[A block of data]
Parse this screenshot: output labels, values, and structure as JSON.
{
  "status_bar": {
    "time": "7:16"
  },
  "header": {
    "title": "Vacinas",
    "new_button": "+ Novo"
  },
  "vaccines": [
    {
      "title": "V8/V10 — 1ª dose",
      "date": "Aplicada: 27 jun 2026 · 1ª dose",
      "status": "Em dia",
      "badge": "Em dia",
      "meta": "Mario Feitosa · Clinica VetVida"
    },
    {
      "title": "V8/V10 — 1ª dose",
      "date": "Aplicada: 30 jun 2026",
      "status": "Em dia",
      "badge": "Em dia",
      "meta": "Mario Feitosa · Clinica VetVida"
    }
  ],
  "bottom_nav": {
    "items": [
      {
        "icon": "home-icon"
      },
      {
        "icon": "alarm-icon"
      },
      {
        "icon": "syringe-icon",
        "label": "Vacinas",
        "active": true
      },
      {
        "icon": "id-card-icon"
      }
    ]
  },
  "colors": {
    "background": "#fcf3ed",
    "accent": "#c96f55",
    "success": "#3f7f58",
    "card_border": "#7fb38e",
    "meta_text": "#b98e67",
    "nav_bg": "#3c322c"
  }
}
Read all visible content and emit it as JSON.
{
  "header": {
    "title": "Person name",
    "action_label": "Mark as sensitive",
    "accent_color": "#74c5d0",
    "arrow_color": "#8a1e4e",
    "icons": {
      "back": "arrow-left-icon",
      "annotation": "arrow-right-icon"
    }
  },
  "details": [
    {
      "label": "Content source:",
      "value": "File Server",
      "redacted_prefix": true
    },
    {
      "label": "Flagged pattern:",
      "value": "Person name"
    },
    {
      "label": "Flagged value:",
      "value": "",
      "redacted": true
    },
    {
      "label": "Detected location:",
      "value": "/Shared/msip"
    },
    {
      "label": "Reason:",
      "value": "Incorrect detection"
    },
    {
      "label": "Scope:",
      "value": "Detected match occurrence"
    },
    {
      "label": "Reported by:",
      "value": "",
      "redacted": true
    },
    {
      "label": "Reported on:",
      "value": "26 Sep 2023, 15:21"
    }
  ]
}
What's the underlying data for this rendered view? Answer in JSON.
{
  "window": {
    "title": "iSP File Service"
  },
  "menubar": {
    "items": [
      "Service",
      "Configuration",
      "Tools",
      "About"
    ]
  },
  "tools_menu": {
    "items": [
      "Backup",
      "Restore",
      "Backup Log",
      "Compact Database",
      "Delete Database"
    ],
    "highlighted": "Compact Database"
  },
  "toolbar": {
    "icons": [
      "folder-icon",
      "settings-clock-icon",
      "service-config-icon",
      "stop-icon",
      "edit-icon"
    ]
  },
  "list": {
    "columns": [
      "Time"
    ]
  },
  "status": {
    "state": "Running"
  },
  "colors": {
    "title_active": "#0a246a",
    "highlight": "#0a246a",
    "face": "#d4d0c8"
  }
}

→ **Exercise directions**:
Could you quote the material above in full, exactly as it stands?

→ **Exercise solution**:
Parse this screenshot: output labels, values, and structure as JSON.
{
  "status_bar": {
    "time": "7:16"
  },
  "header": {
    "title": "Vacinas",
    "new_button": "+ Novo"
  },
  "vaccines": [
    {
      "title": "V8/V10 — 1ª dose",
      "date": "Aplicada: 27 jun 2026 · 1ª dose",
      "status": "Em dia",
      "badge": "Em dia",
      "meta": "Mario Feitosa · Clinica VetVida"
    },
    {
      "title": "V8/V10 — 1ª dose",
      "date": "Aplicada: 30 jun 2026",
      "status": "Em dia",
      "badge": "Em dia",
      "meta": "Mario Feitosa · Clinica VetVida"
    }
  ],
  "bottom_nav": {
    "items": [
      {
        "icon": "home-icon"
      },
      {
        "icon": "alarm-icon"
      },
      {
        "icon": "syringe-icon",
        "label": "Vacinas",
        "active": true
      },
      {
        "icon": "id-card-icon"
      }
    ]
  },
  "colors": {
    "background": "#fcf3ed",
    "accent": "#c96f55",
    "success": "#3f7f58",
    "card_border": "#7fb38e",
    "meta_text": "#b98e67",
    "nav_bg": "#3c322c"
  }
}
Read all visible content and emit it as JSON.
{
  "header": {
    "title": "Person name",
    "action_label": "Mark as sensitive",
    "accent_color": "#74c5d0",
    "arrow_color": "#8a1e4e",
    "icons": {
      "back": "arrow-left-icon",
      "annotation": "arrow-right-icon"
    }
  },
  "details": [
    {
      "label": "Content source:",
      "value": "File Server",
      "redacted_prefix": true
    },
    {
      "label": "Flagged pattern:",
      "value": "Person name"
    },
    {
      "label": "Flagged value:",
      "value": "",
      "redacted": true
    },
    {
      "label": "Detected location:",
      "value": "/Shared/msip"
    },
    {
      "label": "Reason:",
      "value": "Incorrect detection"
    },
    {
      "label": "Scope:",
      "value": "Detected match occurrence"
    },
    {
      "label": "Reported by:",
      "value": "",
      "redacted": true
    },
    {
      "label": "Reported on:",
      "value": "26 Sep 2023, 15:21"
    }
  ]
}
What's the underlying data for this rendered view? Answer in JSON.
{
  "window": {
    "title": "iSP File Service"
  },
  "menubar": {
    "items": [
      "Service",
      "Configuration",
      "Tools",
      "About"
    ]
  },
  "tools_menu": {
    "items": [
      "Backup",
      "Restore",
      "Backup Log",
      "Compact Database",
      "Delete Database"
    ],
    "highlighted": "Compact Database"
  },
  "toolbar": {
    "icons": [
      "folder-icon",
      "settings-clock-icon",
      "service-config-icon",
      "stop-icon",
      "edit-icon"
    ]
  },
  "list": {
    "columns": [
      "Time"
    ]
  },
  "status": {
    "state": "Running"
  },
  "colors": {
    "title_active": "#0a246a",
    "highlight": "#0a246a",
    "face": "#d4d0c8"
  }
}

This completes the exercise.